Exercise description :: Reproduce the records below exactly as they appear.

Data for this task ::
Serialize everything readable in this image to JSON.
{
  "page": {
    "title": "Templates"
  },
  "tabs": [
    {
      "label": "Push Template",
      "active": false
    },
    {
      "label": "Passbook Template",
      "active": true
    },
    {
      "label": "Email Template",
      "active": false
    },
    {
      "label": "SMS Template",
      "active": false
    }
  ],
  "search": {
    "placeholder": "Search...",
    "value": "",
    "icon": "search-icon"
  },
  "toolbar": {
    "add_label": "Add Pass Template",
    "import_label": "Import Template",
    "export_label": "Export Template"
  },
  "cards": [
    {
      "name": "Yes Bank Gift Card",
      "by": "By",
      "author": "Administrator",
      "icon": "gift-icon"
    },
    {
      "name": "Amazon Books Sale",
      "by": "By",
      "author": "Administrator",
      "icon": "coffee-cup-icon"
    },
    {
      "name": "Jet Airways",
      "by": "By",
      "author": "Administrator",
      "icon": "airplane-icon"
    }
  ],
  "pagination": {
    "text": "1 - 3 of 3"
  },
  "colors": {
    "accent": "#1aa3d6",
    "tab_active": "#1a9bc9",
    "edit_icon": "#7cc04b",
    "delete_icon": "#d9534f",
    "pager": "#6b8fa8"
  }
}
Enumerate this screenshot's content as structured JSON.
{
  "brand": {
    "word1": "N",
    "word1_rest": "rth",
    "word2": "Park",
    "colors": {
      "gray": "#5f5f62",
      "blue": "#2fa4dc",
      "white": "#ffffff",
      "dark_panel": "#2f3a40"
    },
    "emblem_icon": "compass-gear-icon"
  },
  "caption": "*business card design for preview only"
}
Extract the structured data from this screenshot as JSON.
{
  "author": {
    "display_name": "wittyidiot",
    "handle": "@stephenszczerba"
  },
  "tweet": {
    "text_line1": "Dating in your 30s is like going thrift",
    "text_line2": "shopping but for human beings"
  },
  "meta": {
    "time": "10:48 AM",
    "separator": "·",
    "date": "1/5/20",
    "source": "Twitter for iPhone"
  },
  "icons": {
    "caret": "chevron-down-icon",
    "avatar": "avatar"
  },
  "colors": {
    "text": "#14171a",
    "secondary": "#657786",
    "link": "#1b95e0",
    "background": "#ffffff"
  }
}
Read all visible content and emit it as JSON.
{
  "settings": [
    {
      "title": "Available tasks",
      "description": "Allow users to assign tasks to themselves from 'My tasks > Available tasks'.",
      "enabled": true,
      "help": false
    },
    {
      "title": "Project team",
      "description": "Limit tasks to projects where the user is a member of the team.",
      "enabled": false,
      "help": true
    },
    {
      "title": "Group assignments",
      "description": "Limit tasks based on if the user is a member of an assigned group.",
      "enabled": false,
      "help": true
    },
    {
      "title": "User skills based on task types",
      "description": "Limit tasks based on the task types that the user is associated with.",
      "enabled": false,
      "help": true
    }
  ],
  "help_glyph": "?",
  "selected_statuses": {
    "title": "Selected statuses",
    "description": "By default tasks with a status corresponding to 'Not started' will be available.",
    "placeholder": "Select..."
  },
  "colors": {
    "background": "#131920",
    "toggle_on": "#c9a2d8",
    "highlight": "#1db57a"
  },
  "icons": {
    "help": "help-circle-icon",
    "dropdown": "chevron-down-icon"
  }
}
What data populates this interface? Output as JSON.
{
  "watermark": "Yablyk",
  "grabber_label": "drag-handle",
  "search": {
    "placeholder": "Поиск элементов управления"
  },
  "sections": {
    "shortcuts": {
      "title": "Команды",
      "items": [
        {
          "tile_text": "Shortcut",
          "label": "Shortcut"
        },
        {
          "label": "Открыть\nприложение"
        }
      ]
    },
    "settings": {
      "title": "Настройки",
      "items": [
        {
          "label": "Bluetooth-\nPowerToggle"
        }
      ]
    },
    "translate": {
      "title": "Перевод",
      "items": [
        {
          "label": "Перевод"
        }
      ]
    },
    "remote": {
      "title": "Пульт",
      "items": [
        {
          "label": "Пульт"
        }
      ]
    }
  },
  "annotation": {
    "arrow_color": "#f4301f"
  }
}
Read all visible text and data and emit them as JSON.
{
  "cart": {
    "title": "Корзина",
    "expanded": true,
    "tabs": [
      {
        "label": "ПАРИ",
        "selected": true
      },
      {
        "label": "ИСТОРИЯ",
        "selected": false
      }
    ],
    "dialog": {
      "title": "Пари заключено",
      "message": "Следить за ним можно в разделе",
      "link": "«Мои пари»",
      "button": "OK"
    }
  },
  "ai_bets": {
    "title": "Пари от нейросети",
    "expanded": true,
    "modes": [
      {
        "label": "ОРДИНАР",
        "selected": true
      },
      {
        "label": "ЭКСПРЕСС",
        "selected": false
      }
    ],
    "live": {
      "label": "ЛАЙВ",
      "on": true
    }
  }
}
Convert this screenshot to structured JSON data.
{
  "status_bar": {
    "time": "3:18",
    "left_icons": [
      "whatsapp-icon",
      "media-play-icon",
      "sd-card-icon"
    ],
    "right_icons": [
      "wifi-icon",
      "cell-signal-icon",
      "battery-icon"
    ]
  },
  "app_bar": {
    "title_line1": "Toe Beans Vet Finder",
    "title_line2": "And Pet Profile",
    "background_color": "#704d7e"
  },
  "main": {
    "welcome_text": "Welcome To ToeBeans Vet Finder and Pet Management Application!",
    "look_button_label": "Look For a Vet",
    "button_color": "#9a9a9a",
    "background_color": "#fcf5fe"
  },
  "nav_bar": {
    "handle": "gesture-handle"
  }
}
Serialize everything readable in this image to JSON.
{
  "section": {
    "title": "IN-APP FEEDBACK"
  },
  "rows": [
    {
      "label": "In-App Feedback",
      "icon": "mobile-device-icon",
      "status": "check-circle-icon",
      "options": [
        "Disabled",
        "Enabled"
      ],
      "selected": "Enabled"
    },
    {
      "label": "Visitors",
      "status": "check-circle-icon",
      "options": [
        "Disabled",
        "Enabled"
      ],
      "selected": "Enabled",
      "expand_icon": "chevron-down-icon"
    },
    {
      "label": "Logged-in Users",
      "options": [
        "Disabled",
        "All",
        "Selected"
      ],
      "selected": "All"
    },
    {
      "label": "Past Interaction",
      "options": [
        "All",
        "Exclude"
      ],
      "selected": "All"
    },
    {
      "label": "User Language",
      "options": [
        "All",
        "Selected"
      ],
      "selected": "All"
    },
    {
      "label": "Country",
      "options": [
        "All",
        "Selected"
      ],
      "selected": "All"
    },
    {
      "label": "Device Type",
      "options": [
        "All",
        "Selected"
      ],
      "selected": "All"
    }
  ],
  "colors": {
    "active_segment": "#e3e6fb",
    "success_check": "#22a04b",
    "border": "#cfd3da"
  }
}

Answer to this problem ::
Serialize everything readable in this image to JSON.
{
  "page": {
    "title": "Templates"
  },
  "tabs": [
    {
      "label": "Push Template",
      "active": false
    },
    {
      "label": "Passbook Template",
      "active": true
    },
    {
      "label": "Email Template",
      "active": false
    },
    {
      "label": "SMS Template",
      "active": false
    }
  ],
  "search": {
    "placeholder": "Search...",
    "value": "",
    "icon": "search-icon"
  },
  "toolbar": {
    "add_label": "Add Pass Template",
    "import_label": "Import Template",
    "export_label": "Export Template"
  },
  "cards": [
    {
      "name": "Yes Bank Gift Card",
      "by": "By",
      "author": "Administrator",
      "icon": "gift-icon"
    },
    {
      "name": "Amazon Books Sale",
      "by": "By",
      "author": "Administrator",
      "icon": "coffee-cup-icon"
    },
    {
      "name": "Jet Airways",
      "by": "By",
      "author": "Administrator",
      "icon": "airplane-icon"
    }
  ],
  "pagination": {
    "text": "1 - 3 of 3"
  },
  "colors": {
    "accent": "#1aa3d6",
    "tab_active": "#1a9bc9",
    "edit_icon": "#7cc04b",
    "delete_icon": "#d9534f",
    "pager": "#6b8fa8"
  }
}
Enumerate this screenshot's content as structured JSON.
{
  "brand": {
    "word1": "N",
    "word1_rest": "rth",
    "word2": "Park",
    "colors": {
      "gray": "#5f5f62",
      "blue": "#2fa4dc",
      "white": "#ffffff",
      "dark_panel": "#2f3a40"
    },
    "emblem_icon": "compass-gear-icon"
  },
  "caption": "*business card design for preview only"
}
Extract the structured data from this screenshot as JSON.
{
  "author": {
    "display_name": "wittyidiot",
    "handle": "@stephenszczerba"
  },
  "tweet": {
    "text_line1": "Dating in your 30s is like going thrift",
    "text_line2": "shopping but for human beings"
  },
  "meta": {
    "time": "10:48 AM",
    "separator": "·",
    "date": "1/5/20",
    "source": "Twitter for iPhone"
  },
  "icons": {
    "caret": "chevron-down-icon",
    "avatar": "avatar"
  },
  "colors": {
    "text": "#14171a",
    "secondary": "#657786",
    "link": "#1b95e0",
    "background": "#ffffff"
  }
}
Read all visible content and emit it as JSON.
{
  "settings": [
    {
      "title": "Available tasks",
      "description": "Allow users to assign tasks to themselves from 'My tasks > Available tasks'.",
      "enabled": true,
      "help": false
    },
    {
      "title": "Project team",
      "description": "Limit tasks to projects where the user is a member of the team.",
      "enabled": false,
      "help": true
    },
    {
      "title": "Group assignments",
      "description": "Limit tasks based on if the user is a member of an assigned group.",
      "enabled": false,
      "help": true
    },
    {
      "title": "User skills based on task types",
      "description": "Limit tasks based on the task types that the user is associated with.",
      "enabled": false,
      "help": true
    }
  ],
  "help_glyph": "?",
  "selected_statuses": {
    "title": "Selected statuses",
    "description": "By default tasks with a status corresponding to 'Not started' will be available.",
    "placeholder": "Select..."
  },
  "colors": {
    "background": "#131920",
    "toggle_on": "#c9a2d8",
    "highlight": "#1db57a"
  },
  "icons": {
    "help": "help-circle-icon",
    "dropdown": "chevron-down-icon"
  }
}
What data populates this interface? Output as JSON.
{
  "watermark": "Yablyk",
  "grabber_label": "drag-handle",
  "search": {
    "placeholder": "Поиск элементов управления"
  },
  "sections": {
    "shortcuts": {
      "title": "Команды",
      "items": [
        {
          "tile_text": "Shortcut",
          "label": "Shortcut"
        },
        {
          "label": "Открыть\nприложение"
        }
      ]
    },
    "settings": {
      "title": "Настройки",
      "items": [
        {
          "label": "Bluetooth-\nPowerToggle"
        }
      ]
    },
    "translate": {
      "title": "Перевод",
      "items": [
        {
          "label": "Перевод"
        }
      ]
    },
    "remote": {
      "title": "Пульт",
      "items": [
        {
          "label": "Пульт"
        }
      ]
    }
  },
  "annotation": {
    "arrow_color": "#f4301f"
  }
}
Read all visible text and data and emit them as JSON.
{
  "cart": {
    "title": "Корзина",
    "expanded": true,
    "tabs": [
      {
        "label": "ПАРИ",
        "selected": true
      },
      {
        "label": "ИСТОРИЯ",
        "selected": false
      }
    ],
    "dialog": {
      "title": "Пари заключено",
      "message": "Следить за ним можно в разделе",
      "link": "«Мои пари»",
      "button": "OK"
    }
  },
  "ai_bets": {
    "title": "Пари от нейросети",
    "expanded": true,
    "modes": [
      {
        "label": "ОРДИНАР",
        "selected": true
      },
      {
        "label": "ЭКСПРЕСС",
        "selected": false
      }
    ],
    "live": {
      "label": "ЛАЙВ",
      "on": true
    }
  }
}
Convert this screenshot to structured JSON data.
{
  "status_bar": {
    "time": "3:18",
    "left_icons": [
      "whatsapp-icon",
      "media-play-icon",
      "sd-card-icon"
    ],
    "right_icons": [
      "wifi-icon",
      "cell-signal-icon",
      "battery-icon"
    ]
  },
  "app_bar": {
    "title_line1": "Toe Beans Vet Finder",
    "title_line2": "And Pet Profile",
    "background_color": "#704d7e"
  },
  "main": {
    "welcome_text": "Welcome To ToeBeans Vet Finder and Pet Management Application!",
    "look_button_label": "Look For a Vet",
    "button_color": "#9a9a9a",
    "background_color": "#fcf5fe"
  },
  "nav_bar": {
    "handle": "gesture-handle"
  }
}
Serialize everything readable in this image to JSON.
{
  "section": {
    "title": "IN-APP FEEDBACK"
  },
  "rows": [
    {
      "label": "In-App Feedback",
      "icon": "mobile-device-icon",
      "status": "check-circle-icon",
      "options": [
        "Disabled",
        "Enabled"
      ],
      "selected": "Enabled"
    },
    {
      "label": "Visitors",
      "status": "check-circle-icon",
      "options": [
        "Disabled",
        "Enabled"
      ],
      "selected": "Enabled",
      "expand_icon": "chevron-down-icon"
    },
    {
      "label": "Logged-in Users",
      "options": [
        "Disabled",
        "All",
        "Selected"
      ],
      "selected": "All"
    },
    {
      "label": "Past Interaction",
      "options": [
        "All",
        "Exclude"
      ],
      "selected": "All"
    },
    {
      "label": "User Language",
      "options": [
        "All",
        "Selected"
      ],
      "selected": "All"
    },
    {
      "label": "Country",
      "options": [
        "All",
        "Selected"
      ],
      "selected": "All"
    },
    {
      "label": "Device Type",
      "options": [
        "All",
        "Selected"
      ],
      "selected": "All"
    }
  ],
  "colors": {
    "active_segment": "#e3e6fb",
    "success_check": "#22a04b",
    "border": "#cfd3da"
  }
}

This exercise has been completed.